◆ The exercise ◆
Copy all lines in which the word "JSON" can be found.

○ ○ ○

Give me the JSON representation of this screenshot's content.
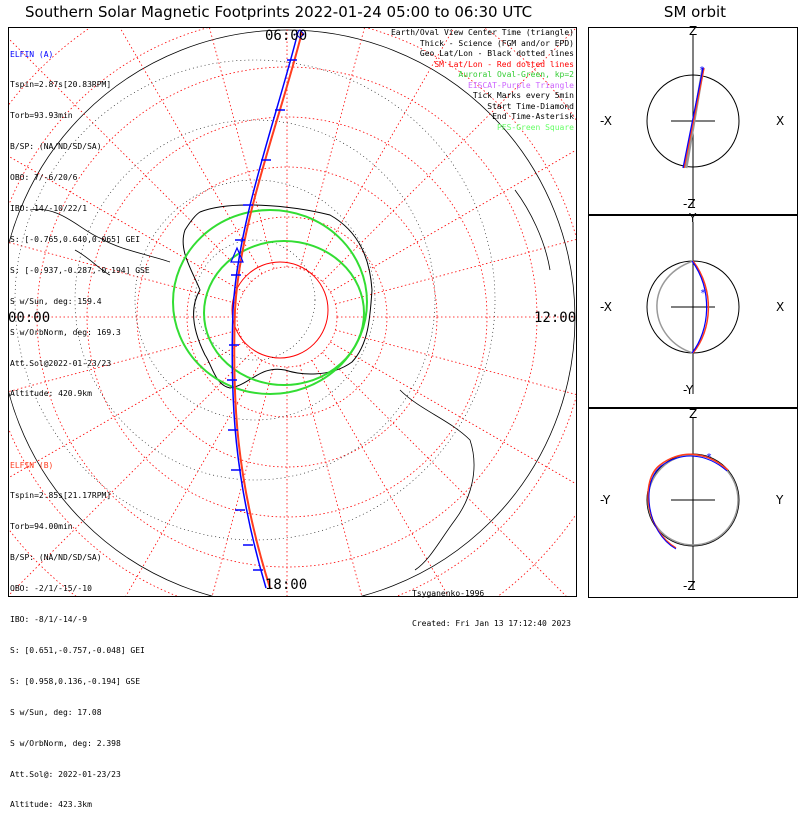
{
  "title": "Southern Solar Magnetic Footprints 2022-01-24 05:00 to 06:30 UTC",
  "sm_title": "SM orbit",
  "colors": {
    "elfin_a": "#0000ff",
    "elfin_b": "#ff3d1f",
    "auroral": "#33dd33",
    "sm_grid": "#ff0000",
    "geo_grid": "#000000"
  },
  "elfin_a": {
    "name": "ELFIN (A)",
    "lines": [
      "Tspin=2.87s[20.83RPM]",
      "Torb=93.93min",
      "B/SP: (NA/ND/SD/SA)",
      "OBO: 7/-6/20/6",
      "IBO: 14/-10/22/1",
      "S: [-0.765,0.640,0.065] GEI",
      "S: [-0.937,-0.287,-0.194] GSE",
      "S w/Sun, deg: 159.4",
      "S w/OrbNorm, deg: 169.3",
      "Att.Sol@2022-01-23/23",
      "Altitude: 420.9km"
    ]
  },
  "elfin_b": {
    "name": "ELFIN (B)",
    "lines": [
      "Tspin=2.85s[21.17RPM]",
      "Torb=94.00min",
      "B/SP: (NA/ND/SD/SA)",
      "OBO: -2/1/-15/-10",
      "IBO: -8/1/-14/-9",
      "S: [0.651,-0.757,-0.048] GEI",
      "S: [0.958,0.136,-0.194] GSE",
      "S w/Sun, deg: 17.08",
      "S w/OrbNorm, deg: 2.398",
      "Att.Sol@: 2022-01-23/23",
      "Altitude: 423.3km"
    ]
  },
  "legend": [
    {
      "text": "Earth/Oval View Center Time (triangle)",
      "color": "#000000"
    },
    {
      "text": "Thick - Science (FGM and/or EPD)",
      "color": "#000000"
    },
    {
      "text": "Geo Lat/Lon - Black dotted lines",
      "color": "#000000"
    },
    {
      "text": "SM Lat/Lon - Red dotted lines",
      "color": "#ff0000"
    },
    {
      "text": "Auroral Oval-Green, kp=2",
      "color": "#33cc33"
    },
    {
      "text": "EISCAT-Purple Triangle",
      "color": "#cc66ff"
    },
    {
      "text": "Tick Marks every 5min",
      "color": "#000000"
    },
    {
      "text": "Start Time-Diamond",
      "color": "#000000"
    },
    {
      "text": "End Time-Asterisk",
      "color": "#000000"
    },
    {
      "text": "PFS-Green Square",
      "color": "#66ff66"
    }
  ],
  "footer": {
    "model": "Tsyganenko-1996",
    "created": "Created: Fri Jan 13 17:12:40 2023"
  },
  "polar_labels": {
    "top": "06:00",
    "left": "00:00",
    "right": "12:00",
    "bottom": "18:00"
  },
  "sm_panels": [
    {
      "up": "Z",
      "down": "-Z",
      "left": "-X",
      "right": "X"
    },
    {
      "up": "Y",
      "down": "-Y",
      "left": "-X",
      "right": "X"
    },
    {
      "up": "Z",
      "down": "-Z",
      "left": "-Y",
      "right": "Y"
    }
  ]
}
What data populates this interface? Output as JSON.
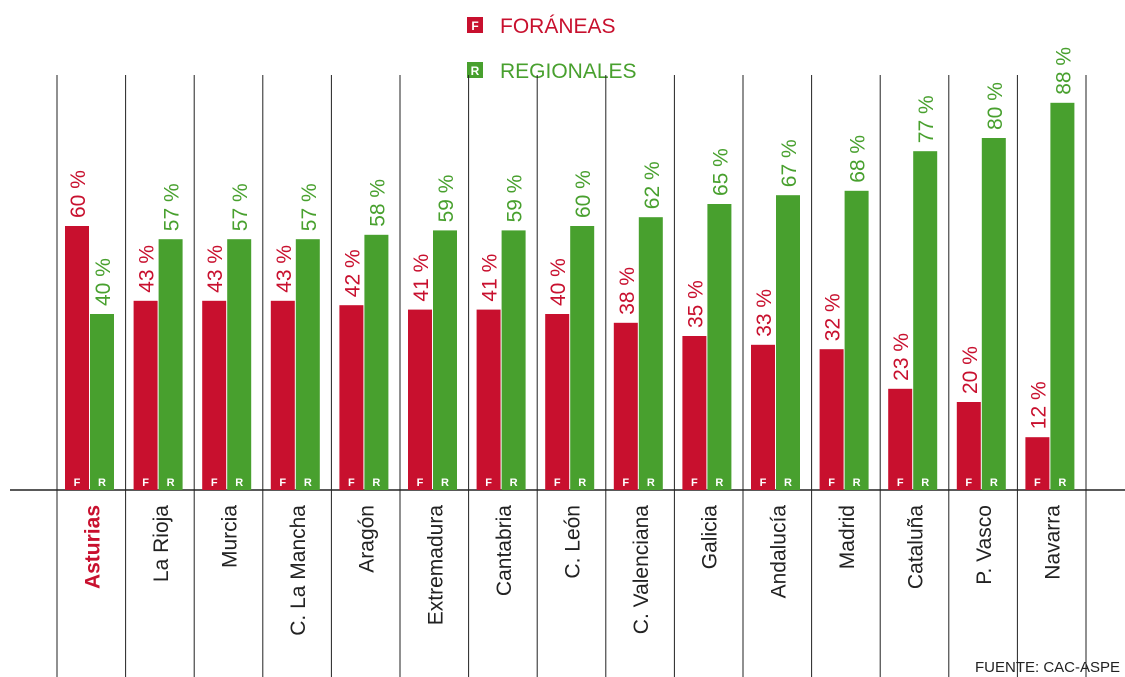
{
  "chart_data": {
    "type": "bar",
    "categories": [
      "Asturias",
      "La Rioja",
      "Murcia",
      "C. La Mancha",
      "Aragón",
      "Extremadura",
      "Cantabria",
      "C. León",
      "C. Valenciana",
      "Galicia",
      "Andalucía",
      "Madrid",
      "Cataluña",
      "P. Vasco",
      "Navarra"
    ],
    "series": [
      {
        "name": "FORÁNEAS",
        "marker": "F",
        "color": "#c8102e",
        "values": [
          60,
          43,
          43,
          43,
          42,
          41,
          41,
          40,
          38,
          35,
          33,
          32,
          23,
          20,
          12
        ],
        "value_labels": [
          "60 %",
          "43 %",
          "43 %",
          "43 %",
          "42 %",
          "41 %",
          "41 %",
          "40 %",
          "38 %",
          "35 %",
          "33 %",
          "32 %",
          "23 %",
          "20 %",
          "12 %"
        ]
      },
      {
        "name": "REGIONALES",
        "marker": "R",
        "color": "#48a02e",
        "values": [
          40,
          57,
          57,
          57,
          58,
          59,
          59,
          60,
          62,
          65,
          67,
          68,
          77,
          80,
          88
        ],
        "value_labels": [
          "40 %",
          "57 %",
          "57 %",
          "57 %",
          "58 %",
          "59 %",
          "59 %",
          "60 %",
          "62 %",
          "65 %",
          "67 %",
          "68 %",
          "77 %",
          "80 %",
          "88 %"
        ]
      }
    ],
    "ylim": [
      0,
      100
    ],
    "highlight_index": 0,
    "source": "FUENTE: CAC-ASPE"
  }
}
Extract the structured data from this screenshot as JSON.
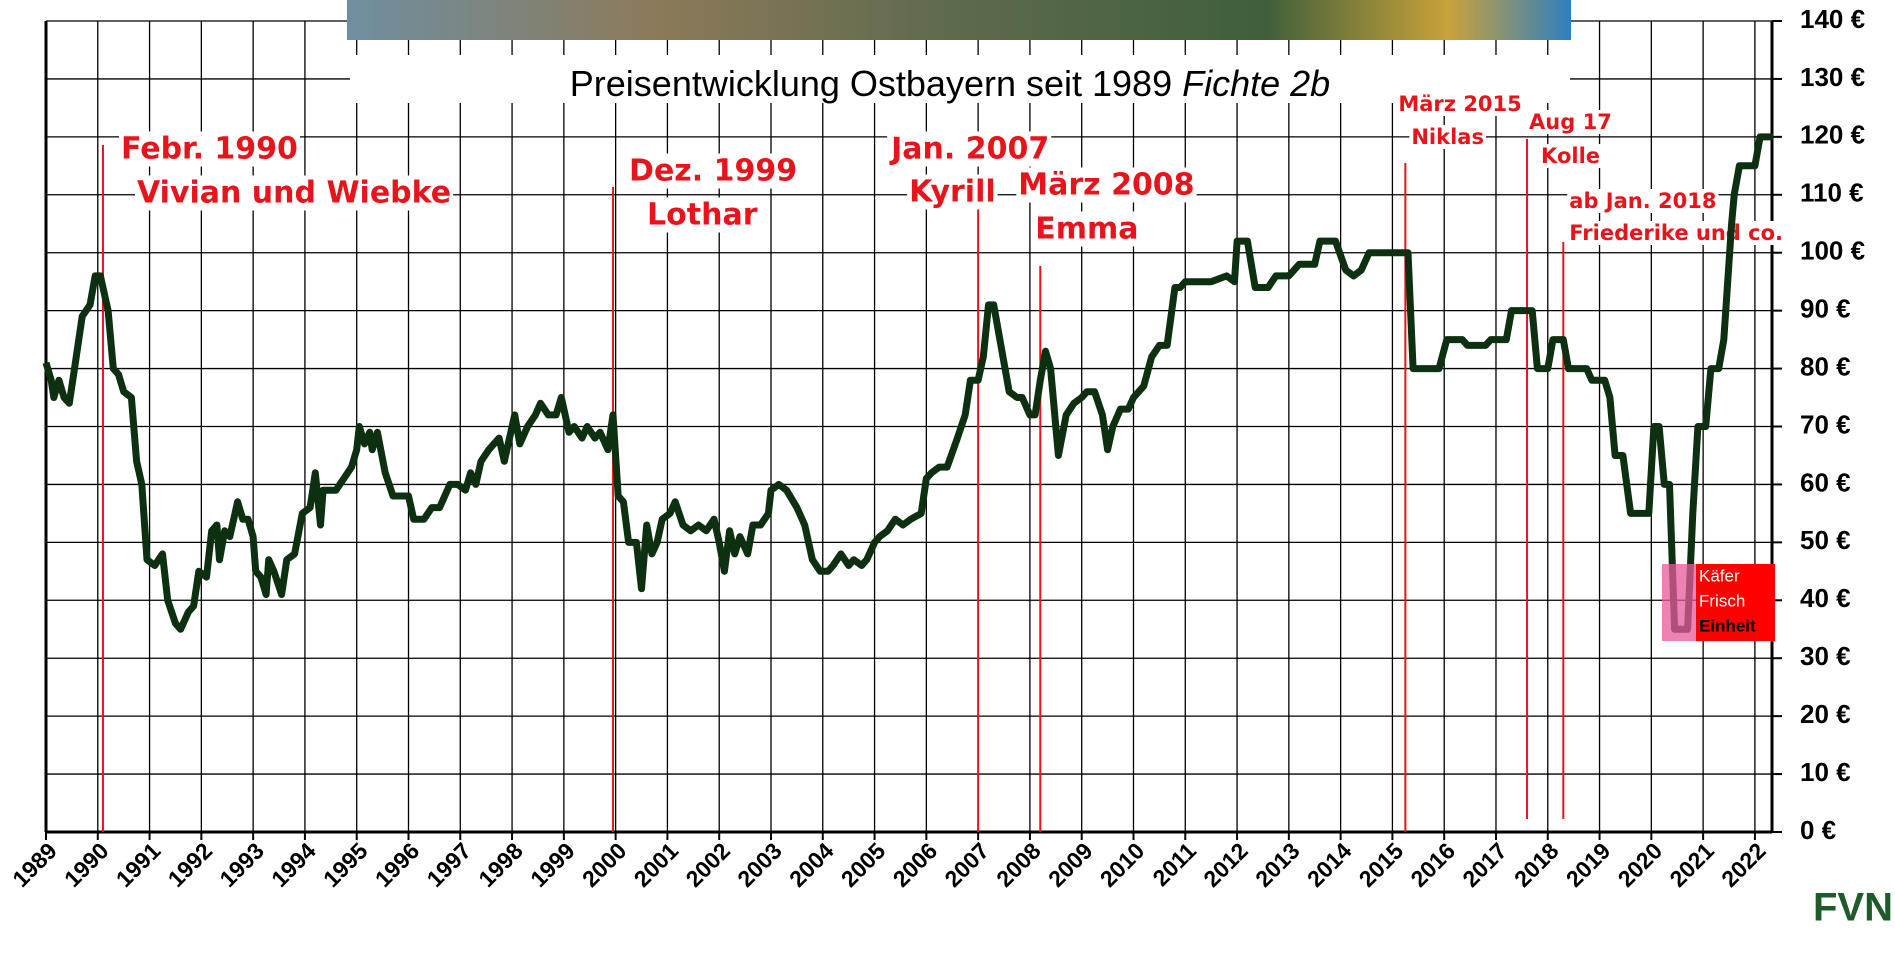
{
  "chart_data": {
    "type": "line",
    "title": "Preisentwicklung Ostbayern seit 1989",
    "title_italic": "Fichte 2b",
    "logo": "FVN",
    "xlim": [
      1989,
      2022.33
    ],
    "xticks": [
      1989,
      1990,
      1991,
      1992,
      1993,
      1994,
      1995,
      1996,
      1997,
      1998,
      1999,
      2000,
      2001,
      2002,
      2003,
      2004,
      2005,
      2006,
      2007,
      2008,
      2009,
      2010,
      2011,
      2012,
      2013,
      2014,
      2015,
      2016,
      2017,
      2018,
      2019,
      2020,
      2021,
      2022
    ],
    "ylim": [
      0,
      140
    ],
    "yticks": [
      {
        "value": 0,
        "label": "0 €"
      },
      {
        "value": 10,
        "label": "10 €"
      },
      {
        "value": 20,
        "label": "20 €"
      },
      {
        "value": 30,
        "label": "30 €"
      },
      {
        "value": 40,
        "label": "40 €"
      },
      {
        "value": 50,
        "label": "50 €"
      },
      {
        "value": 60,
        "label": "60 €"
      },
      {
        "value": 70,
        "label": "70 €"
      },
      {
        "value": 80,
        "label": "80 €"
      },
      {
        "value": 90,
        "label": "90 €"
      },
      {
        "value": 100,
        "label": "100 €"
      },
      {
        "value": 110,
        "label": "110 €"
      },
      {
        "value": 120,
        "label": "120 €"
      },
      {
        "value": 130,
        "label": "130 €"
      },
      {
        "value": 140,
        "label": "140 €"
      }
    ],
    "grid": true,
    "x": [
      1989.0,
      1989.1,
      1989.15,
      1989.25,
      1989.35,
      1989.45,
      1989.55,
      1989.7,
      1989.85,
      1989.95,
      1990.05,
      1990.2,
      1990.3,
      1990.4,
      1990.5,
      1990.65,
      1990.75,
      1990.85,
      1990.95,
      1991.1,
      1991.25,
      1991.35,
      1991.5,
      1991.6,
      1991.75,
      1991.85,
      1991.95,
      1992.1,
      1992.2,
      1992.3,
      1992.35,
      1992.45,
      1992.55,
      1992.7,
      1992.8,
      1992.9,
      1993.0,
      1993.05,
      1993.15,
      1993.25,
      1993.3,
      1993.4,
      1993.55,
      1993.65,
      1993.8,
      1993.95,
      1994.1,
      1994.2,
      1994.3,
      1994.35,
      1994.5,
      1994.6,
      1994.75,
      1994.9,
      1995.0,
      1995.05,
      1995.15,
      1995.25,
      1995.3,
      1995.4,
      1995.55,
      1995.7,
      1995.85,
      1996.0,
      1996.1,
      1996.3,
      1996.45,
      1996.6,
      1996.8,
      1996.95,
      1997.1,
      1997.2,
      1997.3,
      1997.4,
      1997.55,
      1997.65,
      1997.75,
      1997.85,
      1997.95,
      1998.05,
      1998.15,
      1998.3,
      1998.45,
      1998.55,
      1998.7,
      1998.85,
      1998.95,
      1999.1,
      1999.2,
      1999.35,
      1999.45,
      1999.6,
      1999.7,
      1999.85,
      1999.95,
      2000.05,
      2000.15,
      2000.25,
      2000.4,
      2000.5,
      2000.6,
      2000.7,
      2000.8,
      2000.9,
      2001.05,
      2001.15,
      2001.3,
      2001.45,
      2001.6,
      2001.75,
      2001.9,
      2002.0,
      2002.1,
      2002.2,
      2002.3,
      2002.4,
      2002.55,
      2002.65,
      2002.8,
      2002.95,
      2003.0,
      2003.15,
      2003.3,
      2003.5,
      2003.65,
      2003.8,
      2003.95,
      2004.1,
      2004.2,
      2004.35,
      2004.5,
      2004.6,
      2004.75,
      2004.85,
      2005.0,
      2005.1,
      2005.25,
      2005.4,
      2005.55,
      2005.7,
      2005.9,
      2006.0,
      2006.1,
      2006.25,
      2006.4,
      2006.6,
      2006.75,
      2006.85,
      2007.0,
      2007.1,
      2007.2,
      2007.3,
      2007.5,
      2007.6,
      2007.75,
      2007.85,
      2008.0,
      2008.1,
      2008.2,
      2008.3,
      2008.4,
      2008.55,
      2008.7,
      2008.85,
      2009.0,
      2009.1,
      2009.25,
      2009.4,
      2009.5,
      2009.6,
      2009.75,
      2009.9,
      2010.0,
      2010.1,
      2010.2,
      2010.35,
      2010.5,
      2010.65,
      2010.8,
      2010.9,
      2011.0,
      2011.5,
      2011.8,
      2011.95,
      2012.0,
      2012.2,
      2012.35,
      2012.6,
      2012.75,
      2013.0,
      2013.2,
      2013.5,
      2013.6,
      2013.9,
      2014.1,
      2014.25,
      2014.4,
      2014.55,
      2015.0,
      2015.3,
      2015.4,
      2015.5,
      2015.9,
      2016.05,
      2016.35,
      2016.45,
      2016.8,
      2016.9,
      2017.2,
      2017.3,
      2017.7,
      2017.8,
      2018.0,
      2018.1,
      2018.3,
      2018.4,
      2018.75,
      2018.85,
      2019.1,
      2019.2,
      2019.3,
      2019.45,
      2019.6,
      2019.95,
      2020.05,
      2020.15,
      2020.25,
      2020.35,
      2020.45,
      2020.7,
      2020.8,
      2020.9,
      2021.05,
      2021.15,
      2021.3,
      2021.4,
      2021.55,
      2021.6,
      2021.7,
      2022.0,
      2022.1,
      2022.35
    ],
    "series": [
      {
        "color": "#0d3010",
        "values": [
          81,
          78,
          75,
          78,
          75,
          74,
          80,
          89,
          91,
          96,
          96,
          90,
          80,
          79,
          76,
          75,
          64,
          60,
          47,
          46,
          48,
          40,
          36,
          35,
          38,
          39,
          45,
          44,
          52,
          53,
          47,
          52,
          51,
          57,
          54,
          54,
          51,
          45,
          44,
          41,
          47,
          45,
          41,
          47,
          48,
          55,
          56,
          62,
          53,
          59,
          59,
          59,
          61,
          63,
          66,
          70,
          67,
          69,
          66,
          69,
          62,
          58,
          58,
          58,
          54,
          54,
          56,
          56,
          60,
          60,
          59,
          62,
          60,
          64,
          66,
          67,
          68,
          64,
          68,
          72,
          67,
          70,
          72,
          74,
          72,
          72,
          75,
          69,
          70,
          68,
          70,
          68,
          69,
          66,
          72,
          58,
          57,
          50,
          50,
          42,
          53,
          48,
          50,
          54,
          55,
          57,
          53,
          52,
          53,
          52,
          54,
          50,
          45,
          52,
          48,
          51,
          48,
          53,
          53,
          55,
          59,
          60,
          59,
          56,
          53,
          47,
          45,
          45,
          46,
          48,
          46,
          47,
          46,
          47,
          50,
          51,
          52,
          54,
          53,
          54,
          55,
          61,
          62,
          63,
          63,
          68,
          72,
          78,
          78,
          82,
          91,
          91,
          81,
          76,
          75,
          75,
          72,
          72,
          78,
          83,
          80,
          65,
          72,
          74,
          75,
          76,
          76,
          72,
          66,
          70,
          73,
          73,
          75,
          76,
          77,
          82,
          84,
          84,
          94,
          94,
          95,
          95,
          96,
          95,
          102,
          102,
          94,
          94,
          96,
          96,
          98,
          98,
          102,
          102,
          97,
          96,
          97,
          100,
          100,
          100,
          80,
          80,
          80,
          85,
          85,
          84,
          84,
          85,
          85,
          90,
          90,
          80,
          80,
          85,
          85,
          80,
          80,
          78,
          78,
          75,
          65,
          65,
          55,
          55,
          70,
          70,
          60,
          60,
          35,
          35,
          55,
          70,
          70,
          80,
          80,
          85,
          105,
          110,
          115,
          115,
          120,
          120
        ]
      }
    ],
    "annotations": [
      {
        "x": 1990.1,
        "lines": [
          "Febr. 1990",
          "Vivian und Wiebke"
        ]
      },
      {
        "x": 1999.95,
        "lines": [
          "Dez. 1999",
          "Lothar"
        ]
      },
      {
        "x": 2007.0,
        "lines": [
          "Jan. 2007",
          "Kyrill"
        ]
      },
      {
        "x": 2008.2,
        "lines": [
          "März 2008",
          "Emma"
        ]
      },
      {
        "x": 2015.25,
        "lines": [
          "März 2015",
          "Niklas"
        ]
      },
      {
        "x": 2017.6,
        "lines": [
          "Aug 17",
          "Kolle"
        ]
      },
      {
        "x": 2018.3,
        "lines": [
          "ab Jan. 2018",
          "Friederike und co."
        ]
      }
    ],
    "note": [
      "Käfer",
      "Frisch",
      "Einheit"
    ]
  }
}
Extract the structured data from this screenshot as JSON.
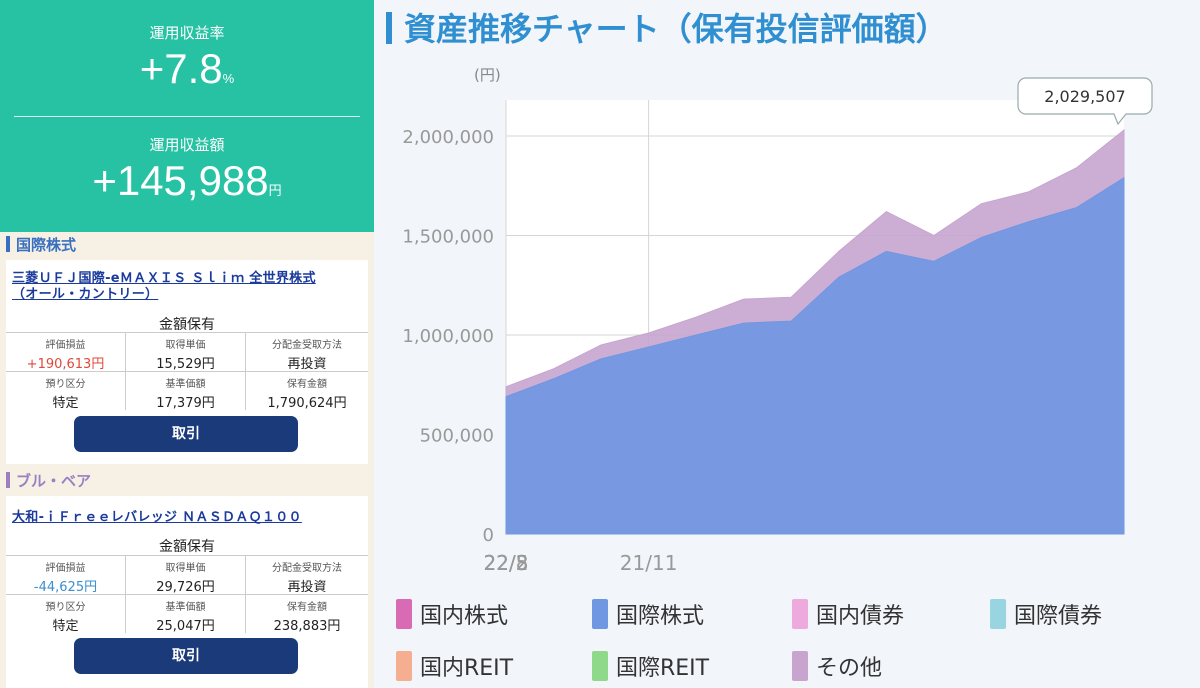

○ ○ ○

◆ Result of the exercise ◆
Give me the JSON representation of this screenshot's content.
What data populates this interface? Output as JSON.
Extract the structured data from this screenshot as JSON.
Extract the structured data from this screenshot as JSON.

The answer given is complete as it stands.